> [What is needed]
Spot each line in the records below where the word "have" occurs, then copy it.
* START Record set *
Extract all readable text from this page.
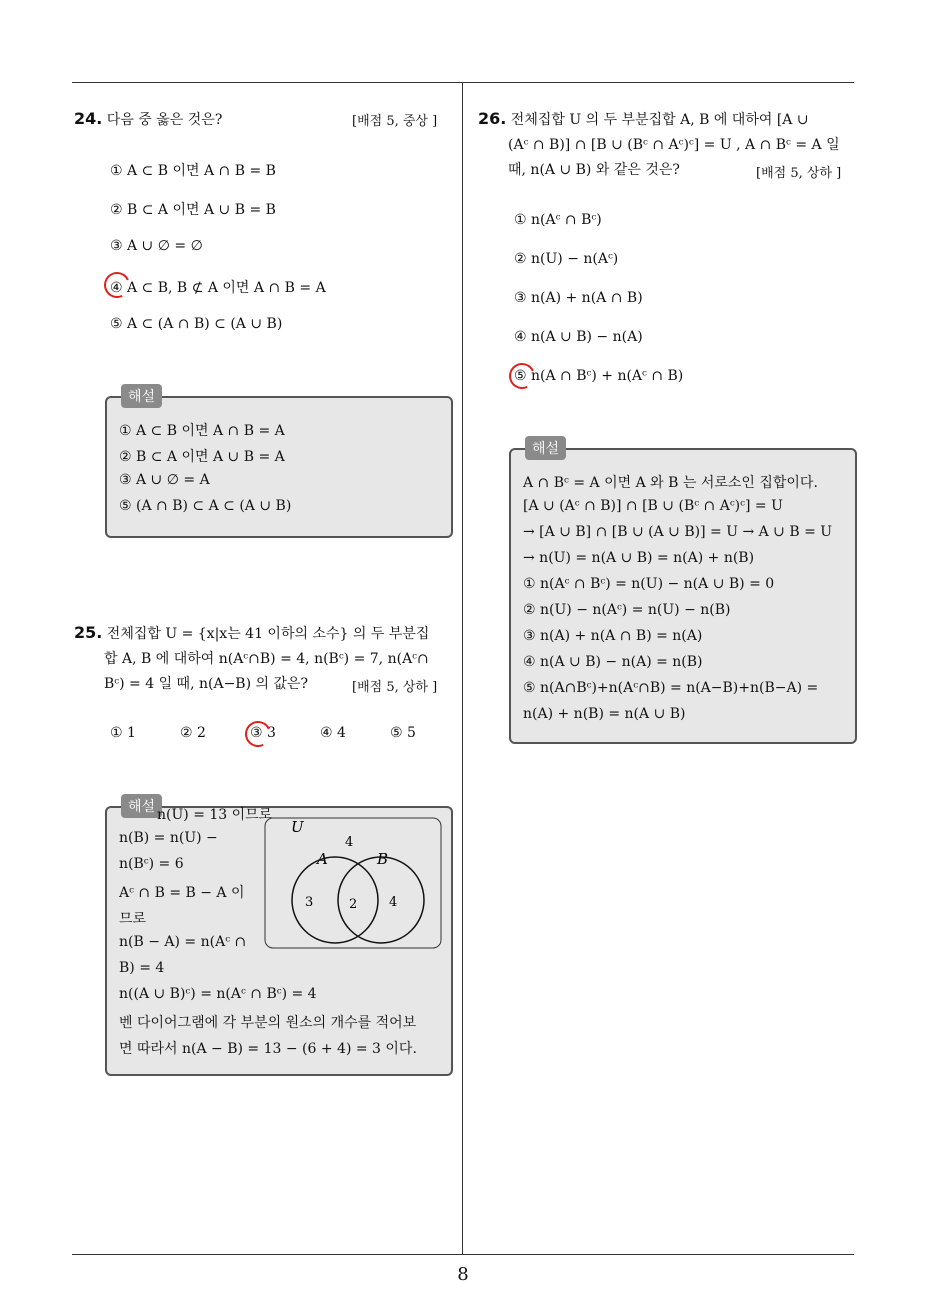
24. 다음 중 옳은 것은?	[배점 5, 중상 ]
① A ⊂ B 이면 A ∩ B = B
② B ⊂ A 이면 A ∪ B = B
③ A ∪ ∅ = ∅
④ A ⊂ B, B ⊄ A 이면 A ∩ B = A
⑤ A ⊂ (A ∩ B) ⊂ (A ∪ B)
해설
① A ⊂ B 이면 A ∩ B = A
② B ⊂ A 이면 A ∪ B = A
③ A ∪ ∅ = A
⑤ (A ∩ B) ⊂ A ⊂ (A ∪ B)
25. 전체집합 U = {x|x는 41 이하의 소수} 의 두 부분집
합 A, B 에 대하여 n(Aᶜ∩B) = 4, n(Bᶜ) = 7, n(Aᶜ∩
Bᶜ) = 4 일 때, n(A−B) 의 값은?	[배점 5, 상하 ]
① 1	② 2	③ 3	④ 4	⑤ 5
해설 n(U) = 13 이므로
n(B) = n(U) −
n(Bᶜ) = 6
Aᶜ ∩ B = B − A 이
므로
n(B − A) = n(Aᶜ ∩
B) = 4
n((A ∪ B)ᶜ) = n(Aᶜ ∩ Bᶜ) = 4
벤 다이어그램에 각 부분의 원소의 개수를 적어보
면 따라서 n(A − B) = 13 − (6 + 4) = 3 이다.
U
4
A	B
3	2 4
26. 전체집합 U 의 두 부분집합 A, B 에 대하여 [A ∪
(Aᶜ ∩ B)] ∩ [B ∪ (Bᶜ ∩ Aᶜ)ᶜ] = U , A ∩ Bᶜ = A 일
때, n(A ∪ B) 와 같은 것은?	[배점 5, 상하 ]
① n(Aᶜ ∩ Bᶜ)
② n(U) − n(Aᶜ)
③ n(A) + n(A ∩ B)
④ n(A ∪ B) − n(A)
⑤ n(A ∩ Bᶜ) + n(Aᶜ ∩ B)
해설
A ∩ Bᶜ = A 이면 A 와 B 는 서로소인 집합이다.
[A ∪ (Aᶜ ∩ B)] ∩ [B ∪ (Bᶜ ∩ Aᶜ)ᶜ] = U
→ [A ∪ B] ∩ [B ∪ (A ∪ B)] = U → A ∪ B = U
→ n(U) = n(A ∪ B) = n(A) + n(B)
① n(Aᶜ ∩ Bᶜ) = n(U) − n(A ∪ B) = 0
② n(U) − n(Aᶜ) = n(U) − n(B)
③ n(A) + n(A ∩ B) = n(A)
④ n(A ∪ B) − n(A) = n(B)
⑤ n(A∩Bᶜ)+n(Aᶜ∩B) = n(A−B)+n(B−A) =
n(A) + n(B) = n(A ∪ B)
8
* END Record set *
* START Record set *
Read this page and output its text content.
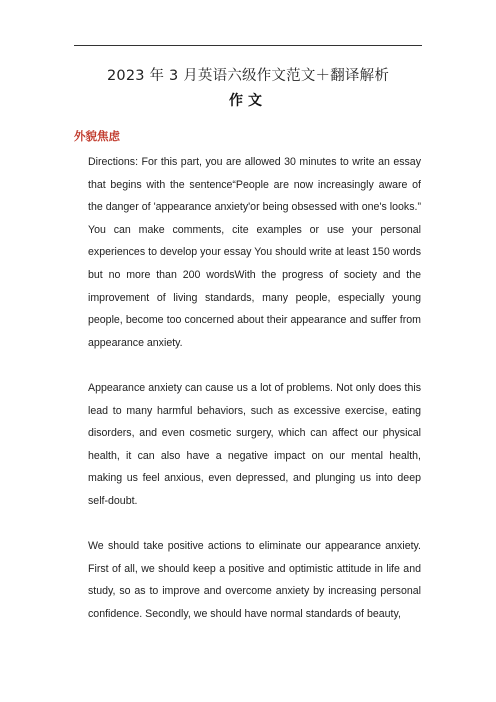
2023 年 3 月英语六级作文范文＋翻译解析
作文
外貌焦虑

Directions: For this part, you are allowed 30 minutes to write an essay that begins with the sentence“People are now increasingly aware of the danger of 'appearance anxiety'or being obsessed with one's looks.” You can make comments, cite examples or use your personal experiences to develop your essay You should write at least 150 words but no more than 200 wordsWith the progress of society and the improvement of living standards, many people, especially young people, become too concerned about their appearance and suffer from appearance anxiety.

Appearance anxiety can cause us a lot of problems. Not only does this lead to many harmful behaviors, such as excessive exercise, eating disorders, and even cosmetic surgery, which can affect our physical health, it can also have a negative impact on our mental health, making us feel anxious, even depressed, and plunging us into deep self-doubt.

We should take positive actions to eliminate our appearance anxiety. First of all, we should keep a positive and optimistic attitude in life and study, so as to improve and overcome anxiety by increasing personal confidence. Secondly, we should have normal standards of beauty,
* END Record set *
> [Task solution]
Appearance anxiety can cause us a lot of problems. Not only does this lead to many harmful behaviors, such as excessive exercise, eating disorders, and even cosmetic surgery, which can affect our physical health, it can also have a negative impact on our mental health, making us feel anxious, even depressed, and plunging us into deep self-doubt.
We should take positive actions to eliminate our appearance anxiety. First of all, we should keep a positive and optimistic attitude in life and study, so as to improve and overcome anxiety by increasing personal confidence. Secondly, we should have normal standards of beauty,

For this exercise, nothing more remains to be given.